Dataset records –
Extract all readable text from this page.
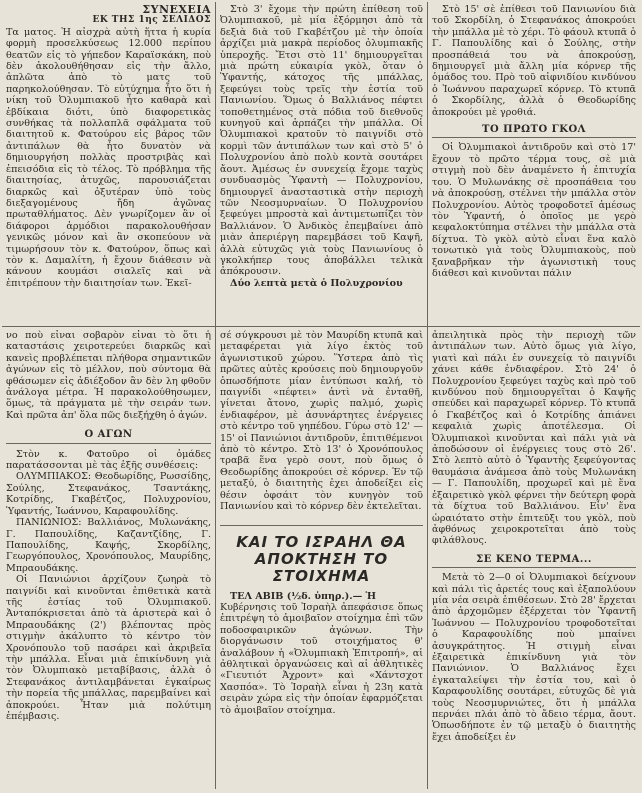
ΣΥΝΕΧΕΙΑ
ΕΚ ΤΗΣ 1ης ΣΕΛΙΔΟΣ

Τα ματος. Ἡ αἰσχρὰ αὐτὴ ἥττα ἡ κυρία φορμὴ προσελκύσεως 12.000 περίπου θεατῶν εἰς τὸ γήπεδον Καραϊσκάκη, ποὺ δὲν ἀκολουθήθησαν εἰς τὴν ἄλλο, ἁπλῶτα ἀπὸ τὸ ματς τοῦ παρηκολούθησαν. Τὸ εὐτύχημα ἦτο ὅτι ἡ νίκη τοῦ Ὀλυμπιακοῦ ἦτο καθαρὰ καὶ ἐβδίκαια διότι, ὑπὸ διαφορετικὰς συνθήκας τὰ πολλαπλᾶ σφάλματα τοῦ διαιτητοῦ κ. Φατούρου εἰς βάρος τῶν ἀντιπάλων θὰ ἦτο δυνατὸν νὰ δημιουργήση πολλὰς προστριβὰς καὶ ἐπεισόδια εἰς τὸ τέλος. Τὸ πρόβλημα τῆς διαιτησίας, ἀτυχῶς, παρουσιάζεται διαρκῶς καὶ ὀξυτέραν ὑπὸ τοὺς διεξαγομένους ἤδη ἀγῶνας πρωταθλήματος. Δὲν γνωρίζομεν ἂν οἱ διάφοροι ἁρμόδιοι παρακολουθήσαν γενικῶς μόνον καὶ ἂν σκοπεύουν νὰ τιμωρήσουν τὸν κ. Φατούρον, ὅπως καὶ τὸν κ. Δαμαλίτη, ἡ ἔχουν διάθεσιν νὰ κάνουν κουμάσι σιαλεῖς καὶ νὰ ἐπιτρέπουν τὴν διαιτησίαν των. Ἐκεῖ-

Στὸ 3' ἔχομε τὴν πρώτη ἐπίθεση τοῦ Ὀλυμπιακοῦ, μὲ μία ἐξόρμησι ἀπὸ τὰ δεξιὰ διὰ τοῦ Γκαβέτζου μὲ τὴν ὁποία ἀρχίζει μιὰ μακρὰ περίοδος ὀλυμπιακῆς ὑπεροχῆς. Ἔτσι στὸ 11' δημιουργεῖται μιὰ πρώτη εὐκαιρία γκὸλ, ὅταν ὁ Ὑφαντής, κάτοχος τῆς μπάλλας, ξεφεύγει τοὺς τρεῖς τὴν ἑστία τοῦ Πανιωνίου. Ὅμως ὁ Βαλλιάνος πέφτει τοποθετημένος στὰ πόδια τοῦ διεθνοῦς κυνηγοῦ καὶ ἁρπάζει τὴν μπάλλα. Οἱ Ὀλυμπιακοὶ κρατοῦν τὸ παιγνίδι στὸ κορμὶ τῶν ἀντιπάλων των καὶ στὸ 5' ὁ Πολυχρονίου ἀπὸ πολὺ κοντὰ σουτάρει ἄουτ. Ἀμέσως ἐν συνεχείᾳ ἔχομε ταχὺς συνδυασμὸς Ὑφαντὴ — Πολυχρονίου, δημιουργεῖ ἀνασταστικὰ στὴν περιοχὴ τῶν Νεοσμυρναίων. Ὁ Πολυχρονίου ξεφεύγει μπροστὰ καὶ ἀντιμετωπίζει τὸν Βαλλιάνον. Ὁ Ἀνδικὸς ἐπεμβαίνει ἀπὸ μιὰν ἀπεριέργη παρεμβάσει τοῦ Καψῆ, ἀλλὰ εὐτυχῶς γιὰ τοὺς Πανιωνίους ὁ γκολκήπερ τους ἀποβάλλει τελικὰ ἀπόκρουσιν.

Δύο λεπτὰ μετὰ ὁ Πολυχρονίου

Στὸ 15' σὲ ἐπίθεσι τοῦ Πανιωνίου διὰ τοῦ Σκορδίλη, ὁ Στεφανάκος ἀποκρούει τὴν μπάλλα μὲ τὸ χέρι. Τὸ φάουλ κτυπᾶ ὁ Γ. Παπουλίδης καὶ ὁ Σούλης, στὴν προσπάθειά του νὰ ἀποκρούσῃ, δημιουργεῖ μιὰ ἄλλη μία κόρνερ τῆς ὁμάδος του. Πρὸ τοῦ αἰφνιδίου κινδύνου ὁ Ἰωάννου παραχωρεῖ κόρνερ. Τὸ κτυπᾶ ὁ Σκορδίλης, ἀλλὰ ὁ Θεοδωρίδης ἀποκρούει μὲ γροθιά.

ΤΟ ΠΡΩΤΟ ΓΚΟΛ

Οἱ Ὀλυμπιακοὶ ἀντιδροῦν καὶ στὸ 17' ἔχουν τὸ πρῶτο τέρμα τους, σὲ μιὰ στιγμὴ ποὺ δὲν ἀναμένετο ἡ ἐπιτυχία του. Ὁ Μυλωνάκης σὲ προσπάθεια του νὰ ἀποκρούσῃ, στέλνει τὴν μπάλλα στὸν Πολυχρονίου. Αὐτὸς τροφοδοτεῖ ἀμέσως τὸν Ὑφαντή, ὁ ὁποῖος με γερὸ κεφαλοκτύπημα στέλνει τὴν μπάλλα στὰ δίχτυα. Τὸ γκὸλ αὐτὸ εἶναι ἕνα καλὸ τονωτικὸ γιὰ τοὺς Ὀλυμπιακοὺς, ποὺ ξαναβρῆκαν τὴν ἀγωνιστικὴ τους διάθεσι καὶ κινοῦνται πάλιν

νο ποὺ εἶναι σοβαρὸν εἶναι τὸ ὅτι ἡ καταστάσις χειροτερεύει διαρκῶς καὶ κανεὶς προβλέπεται πλήθορα σημαντικῶν ἀγώνων εἰς τὸ μέλλον, ποὺ σύντομα θὰ φθάσωμεν εἰς ἀδιέξοδον ἂν δὲν λη φθοῦν ἀνάλογα μέτρα. Ἡ παρακολούθησωμεν, ὅμως, τὰ πράγματα μὲ τὴν σειράν των. Καὶ πρῶτα ἀπ' ὅλα πῶς διεξήχθη ὁ ἀγών.

Ο ΑΓΩΝ

Στὸν κ. Φατοῦρο οἱ ὁμάδες παρατάσσονται μὲ τὰς ἑξῆς συνθέσεις:

ΟΛΥΜΠΙΑΚΟΣ: Θεοδωρίδης, Ρωσσίδης, Σούλης, Στεφανάκος, Τσαντάκης, Κοτρίδης, Γκαβέτζος, Πολυχρονίου, Ὑφαντής, Ἰωάννου, Καραφουλίδης.

ΠΑΝΙΩΝΙΟΣ: Βαλλιάνος, Μυλωνάκης, Γ. Παπουλίδης, Καζαντζίδης, Γ. Παπουλίδης, Καψής, Σκορδίλης, Γεωργόπουλος, Χρονόπουλος, Μαυρίδης, Μπραουδάκης.

Οἱ Πανιώνιοι ἀρχίζουν ζωηρὰ τὸ παιγνίδι καὶ κινοῦνται ἐπιθετικὰ κατὰ τῆς ἑστίας τοῦ Ὀλυμπιακοῦ. Ἀνταπόκρισεται ἀπὸ τὰ ἀριστερὰ καὶ ὁ Μπραουδάκης (2') βλέποντας πρὸς στιγμὴν ἀκάλυπτο τὸ κέντρο τὸν Χρονόπουλο τοῦ πασάρει καὶ ἀκριβεῖα τὴν μπάλλα. Εἶναι μιὰ ἐπικίνδυνη γιὰ τὸν Ὀλυμπιακὸ μεταβίβασις, ἀλλὰ ὁ Στεφανάκος ἀντιλαμβάνεται ἐγκαίρως τὴν πορεία τῆς μπάλλας, παρεμβαίνει καὶ ἀποκρούει. Ἦταν μιὰ πολύτιμη ἐπέμβασις.

σέ σύγκρουσι μὲ τὸν Μαυρίδη κτυπᾶ καὶ μεταφέρεται γιὰ λίγο ἐκτὸς τοῦ ἀγωνιστικοῦ χώρου. Ὕστερα ἀπὸ τὶς πρῶτες αὐτὲς κρούσεις ποὺ δημιουργοῦν ὁπωσδήποτε μίαν ἐντύπωσι καλή, τὸ παιγνίδι «πέφτει» ἀντὶ νὰ ἐνταθῆ, γίνεται ἄτονο, χωρὶς παλμό, χωρὶς ἐνδιαφέρον, μὲ ἀσυνάρτητες ἐνέργειες στὸ κέντρο τοῦ γηπέδου. Γύρω στὸ 12' — 15' οἱ Πανιώνιοι ἀντιδροῦν, ἐπιτιθέμενοι ἀπὸ τὸ κέντρο. Στὸ 13' ὁ Χρονόπουλος τραβᾶ ἕνα γερὸ σουτ, ποὺ ὅμως ὁ Θεοδωρίδης ἀποκρούει σὲ κόρνερ. Ἐν τῷ μεταξύ, ὁ διαιτητὴς ἐχει ἀποδείξει εἰς θέσιν ὀφσάιτ τὸν κυνηγὸν τοῦ Πανιωνίου καὶ τὸ κόρνερ δὲν ἐκτελεῖται.

ΚΑΙ ΤΟ ΙΣΡΑΗΛ ΘΑ ΑΠΟΚΤΗΣΗ ΤΟ ΣΤΟΙΧΗΜΑ

ΤΕΛ ΑΒΙΒ (½δ. ὑπηρ.).— Ἡ

Κυβέρνησις τοῦ Ἰσραὴλ ἀπεφάσισε ὅπως ἐπιτρέψη τὸ ἀμοιβαῖον στοίχημα ἐπὶ τῶν ποδοσφαιρικῶν ἀγώνων. Τὴν διοργάνωσιν τοῦ στοιχήματος θ' ἀναλάβουν ἡ «Ὀλυμπιακὴ Ἐπιτροπή», αἱ ἀθλητικαὶ ὀργανώσεις καὶ αἱ ἀθλητικὲς «Γιευτιότ Ἀχροντ» καὶ «Χάντσχοτ Χασπόα». Τὸ Ἰσραὴλ εἶναι ἡ 23η κατὰ σειρὰν χώρα εἰς τὴν ὁποίαν ἐφαρμόζεται τὸ ἀμοιβαῖον στοίχημα.

ἀπειλητικὰ πρὸς τὴν περιοχὴ τῶν ἀντιπάλων των. Αὐτὸ ὅμως γιὰ λίγο, γιατὶ καὶ πάλι ἐν συνεχείᾳ τὸ παιγνίδι χάνει κάθε ἐνδιαφέρον. Στὸ 24' ὁ Πολυχρονίου ξεφεύγει ταχὺς καὶ πρὸ τοῦ κινδύνου ποὺ δημιουργεῖται ὁ Καψῆς σπεύδει καὶ παραχωρεῖ κόρνερ. Τὸ κτυπᾶ ὁ Γκαβέτζος καὶ ὁ Κοτρίδης ἀπιάνει κεφαλιὰ χωρὶς ἀποτέλεσμα. Οἱ Ὀλυμπιακοὶ κινοῦνται καὶ πάλι γιὰ νὰ ἀποδώσουν οἱ ἐνέργειες τους στὸ 26'. Στὸ λεπτὸ αὐτὸ ὁ Ὑφαντὴς ξεφεύγοντας θαυμάσια ἀνάμεσα ἀπὸ τοὺς Μυλωνάκη — Γ. Παπουλίδη, προχωρεῖ καὶ μὲ ἕνα ἐξαιρετικὸ γκὸλ φέρνει τὴν δεύτερη φορὰ τὰ δίχτυα τοῦ Βαλλιάνου. Εἶν' ἕνα ὡραιότατο στὴν ἐπιτεῦξι του γκὸλ, ποὺ ἀφθόνως χειροκροτεῖται ἀπὸ τοὺς φιλάθλους.

ΣΕ ΚΕΝΟ ΤΕΡΜΑ...

Μετὰ τὸ 2—0 οἱ Ὀλυμπιακοὶ δείχνουν καὶ πάλι τὶς ἀρετές τους καὶ ἐξαπολύουν μία νέα σειρὰ ἐπιθέσεων. Στὸ 28' ἔρχεται ἀπὸ ἀρχομῶμεν ἐξέρχεται τὸν Ὑφαντῆ Ἰωάννου — Πολυχρονίου τροφοδοτεῖται ὁ Καραφουλίδης ποὺ μπαίνει ἀσυγκράτητος. Ἡ στιγμὴ εἶναι ἐξαιρετικὰ ἐπικίνδυνη γιὰ τὸν Πανιώνιον. Ὁ Βαλλιάνος ἔχει ἐγκαταλείψει τὴν ἑστία του, καὶ ὁ Καραφουλίδης σουτάρει, εὐτυχῶς δὲ γιὰ τοὺς Νεοσμυρνιώτες, ὅτι ἡ μπάλλα περνάει πλάι ἀπὸ τὸ ἄδειο τέρμα, ἄουτ. Ὁπωσδήποτε ἐν τῷ μεταξὺ ὁ διαιτητὴς ἔχει ἀποδείξει ἐν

DIRECTIVE – Looking at the data above, show all lines where the word "Μυλωνάκης" occurs.

ANSWER FOR THE TASK –
Οἱ Ὀλυμπιακοὶ ἀντιδροῦν καὶ στὸ 17' ἔχουν τὸ πρῶτο τέρμα τους, σὲ μιὰ στιγμὴ ποὺ δὲν ἀναμένετο ἡ ἐπιτυχία του. Ὁ Μυλωνάκης σὲ προσπάθεια του νὰ ἀποκρούσῃ, στέλνει τὴν μπάλλα στὸν Πολυχρονίου. Αὐτὸς τροφοδοτεῖ ἀμέσως τὸν Ὑφαντή, ὁ ὁποῖος με γερὸ κεφαλοκτύπημα στέλνει τὴν μπάλλα στὰ δίχτυα. Τὸ γκὸλ αὐτὸ εἶναι ἕνα καλὸ τονωτικὸ γιὰ τοὺς Ὀλυμπιακοὺς, ποὺ ξαναβρῆκαν τὴν ἀγωνιστικὴ τους διάθεσι καὶ κινοῦνται πάλιν
ΠΑΝΙΩΝΙΟΣ: Βαλλιάνος, Μυλωνάκης, Γ. Παπουλίδης, Καζαντζίδης, Γ. Παπουλίδης, Καψής, Σκορδίλης, Γεωργόπουλος, Χρονόπουλος, Μαυρίδης, Μπραουδάκης.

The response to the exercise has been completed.